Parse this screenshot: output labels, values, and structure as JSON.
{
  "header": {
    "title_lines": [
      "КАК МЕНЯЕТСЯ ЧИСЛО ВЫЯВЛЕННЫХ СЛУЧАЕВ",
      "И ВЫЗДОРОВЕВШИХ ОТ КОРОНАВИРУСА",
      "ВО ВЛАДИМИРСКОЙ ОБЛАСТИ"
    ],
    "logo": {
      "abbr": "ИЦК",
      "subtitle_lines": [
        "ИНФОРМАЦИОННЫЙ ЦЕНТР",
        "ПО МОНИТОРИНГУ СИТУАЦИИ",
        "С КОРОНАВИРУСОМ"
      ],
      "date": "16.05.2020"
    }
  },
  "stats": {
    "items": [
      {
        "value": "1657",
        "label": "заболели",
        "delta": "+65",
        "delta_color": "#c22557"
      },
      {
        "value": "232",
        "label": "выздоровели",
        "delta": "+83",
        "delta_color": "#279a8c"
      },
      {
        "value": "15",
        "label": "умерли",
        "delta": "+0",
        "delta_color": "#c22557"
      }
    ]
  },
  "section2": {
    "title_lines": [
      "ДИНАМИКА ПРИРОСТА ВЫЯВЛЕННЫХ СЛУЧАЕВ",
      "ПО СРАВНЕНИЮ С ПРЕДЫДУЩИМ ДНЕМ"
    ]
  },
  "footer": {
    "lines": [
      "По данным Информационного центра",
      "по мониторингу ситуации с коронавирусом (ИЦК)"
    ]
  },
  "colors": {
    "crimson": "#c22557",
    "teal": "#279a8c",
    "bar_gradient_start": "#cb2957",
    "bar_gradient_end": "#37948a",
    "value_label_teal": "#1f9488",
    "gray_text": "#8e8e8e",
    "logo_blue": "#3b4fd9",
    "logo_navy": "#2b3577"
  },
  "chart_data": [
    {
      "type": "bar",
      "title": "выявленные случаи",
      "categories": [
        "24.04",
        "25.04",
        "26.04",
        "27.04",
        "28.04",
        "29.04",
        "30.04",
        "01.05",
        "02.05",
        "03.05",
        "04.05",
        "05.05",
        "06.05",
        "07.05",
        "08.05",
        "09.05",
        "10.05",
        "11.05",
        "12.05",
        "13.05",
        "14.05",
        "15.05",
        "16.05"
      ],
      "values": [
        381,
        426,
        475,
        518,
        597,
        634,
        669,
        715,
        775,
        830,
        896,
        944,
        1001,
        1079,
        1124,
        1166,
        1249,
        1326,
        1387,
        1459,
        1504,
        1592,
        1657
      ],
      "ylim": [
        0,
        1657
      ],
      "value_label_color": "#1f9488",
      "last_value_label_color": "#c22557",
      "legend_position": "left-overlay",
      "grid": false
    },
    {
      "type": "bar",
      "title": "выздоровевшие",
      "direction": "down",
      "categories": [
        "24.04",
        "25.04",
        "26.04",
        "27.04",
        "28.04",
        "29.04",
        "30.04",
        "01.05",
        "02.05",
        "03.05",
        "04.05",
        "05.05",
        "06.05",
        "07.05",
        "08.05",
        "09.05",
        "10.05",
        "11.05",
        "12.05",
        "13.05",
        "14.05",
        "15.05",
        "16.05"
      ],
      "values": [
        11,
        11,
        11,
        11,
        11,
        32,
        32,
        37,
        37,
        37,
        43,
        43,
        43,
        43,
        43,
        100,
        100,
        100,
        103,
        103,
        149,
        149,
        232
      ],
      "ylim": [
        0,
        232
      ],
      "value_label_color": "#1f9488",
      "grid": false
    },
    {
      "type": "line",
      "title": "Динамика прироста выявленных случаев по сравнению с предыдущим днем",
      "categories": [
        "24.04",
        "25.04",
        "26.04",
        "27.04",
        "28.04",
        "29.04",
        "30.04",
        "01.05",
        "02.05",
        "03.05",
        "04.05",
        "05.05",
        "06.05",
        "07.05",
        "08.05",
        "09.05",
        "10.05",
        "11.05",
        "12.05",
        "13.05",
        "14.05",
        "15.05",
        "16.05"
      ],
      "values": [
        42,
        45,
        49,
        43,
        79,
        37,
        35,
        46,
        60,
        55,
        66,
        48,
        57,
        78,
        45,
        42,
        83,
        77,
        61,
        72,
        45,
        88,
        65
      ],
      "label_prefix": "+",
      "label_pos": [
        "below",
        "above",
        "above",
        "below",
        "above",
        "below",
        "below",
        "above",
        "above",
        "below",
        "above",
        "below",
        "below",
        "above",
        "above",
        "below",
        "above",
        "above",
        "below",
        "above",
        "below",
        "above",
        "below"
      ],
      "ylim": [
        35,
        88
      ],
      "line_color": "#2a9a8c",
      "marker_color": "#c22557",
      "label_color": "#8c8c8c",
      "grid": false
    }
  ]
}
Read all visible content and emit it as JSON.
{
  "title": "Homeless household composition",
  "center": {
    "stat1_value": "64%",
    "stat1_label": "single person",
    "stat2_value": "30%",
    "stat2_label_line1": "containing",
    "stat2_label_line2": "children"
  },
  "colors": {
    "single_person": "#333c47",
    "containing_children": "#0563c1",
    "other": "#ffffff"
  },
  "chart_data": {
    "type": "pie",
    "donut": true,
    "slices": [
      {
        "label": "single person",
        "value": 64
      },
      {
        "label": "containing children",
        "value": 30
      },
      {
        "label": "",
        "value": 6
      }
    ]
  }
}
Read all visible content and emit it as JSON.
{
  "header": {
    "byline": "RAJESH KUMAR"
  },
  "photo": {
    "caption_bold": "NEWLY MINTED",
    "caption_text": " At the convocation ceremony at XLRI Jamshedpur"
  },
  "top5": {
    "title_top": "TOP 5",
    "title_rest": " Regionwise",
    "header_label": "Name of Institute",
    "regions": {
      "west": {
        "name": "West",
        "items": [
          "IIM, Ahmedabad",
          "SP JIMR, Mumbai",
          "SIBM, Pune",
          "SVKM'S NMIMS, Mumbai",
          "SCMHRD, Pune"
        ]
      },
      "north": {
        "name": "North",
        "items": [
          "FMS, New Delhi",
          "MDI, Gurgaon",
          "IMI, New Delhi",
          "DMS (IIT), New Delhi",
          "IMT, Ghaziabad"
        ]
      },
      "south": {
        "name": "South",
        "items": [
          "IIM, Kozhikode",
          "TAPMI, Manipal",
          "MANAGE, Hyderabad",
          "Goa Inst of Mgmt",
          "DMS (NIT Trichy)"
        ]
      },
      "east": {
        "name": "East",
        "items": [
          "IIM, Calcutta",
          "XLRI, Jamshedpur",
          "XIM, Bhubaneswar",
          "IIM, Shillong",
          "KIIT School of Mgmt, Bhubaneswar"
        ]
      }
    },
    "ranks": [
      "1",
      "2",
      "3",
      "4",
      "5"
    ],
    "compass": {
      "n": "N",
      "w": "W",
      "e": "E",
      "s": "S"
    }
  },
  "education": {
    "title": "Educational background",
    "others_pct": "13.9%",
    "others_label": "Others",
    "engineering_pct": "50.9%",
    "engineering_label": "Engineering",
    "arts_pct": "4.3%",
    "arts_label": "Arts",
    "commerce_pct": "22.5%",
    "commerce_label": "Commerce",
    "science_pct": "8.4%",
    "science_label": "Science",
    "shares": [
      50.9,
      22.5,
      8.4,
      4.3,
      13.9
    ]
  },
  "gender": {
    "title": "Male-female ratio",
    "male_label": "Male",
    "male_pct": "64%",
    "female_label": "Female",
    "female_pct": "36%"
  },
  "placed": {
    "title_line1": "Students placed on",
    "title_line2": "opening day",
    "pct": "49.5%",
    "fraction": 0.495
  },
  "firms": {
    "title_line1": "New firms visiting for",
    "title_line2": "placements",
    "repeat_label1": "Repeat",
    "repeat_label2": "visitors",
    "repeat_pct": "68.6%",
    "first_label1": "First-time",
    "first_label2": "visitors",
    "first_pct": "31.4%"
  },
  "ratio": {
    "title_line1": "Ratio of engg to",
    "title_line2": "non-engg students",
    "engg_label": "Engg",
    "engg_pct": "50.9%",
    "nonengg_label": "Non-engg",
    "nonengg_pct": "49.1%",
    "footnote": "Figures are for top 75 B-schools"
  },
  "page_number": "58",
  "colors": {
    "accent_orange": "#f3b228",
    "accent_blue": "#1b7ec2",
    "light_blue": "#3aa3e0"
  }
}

*YOUR GOAL*
Only a number is needed: how many lines of the material above contain "Mgmt"?

*TASK RESPONSE*
2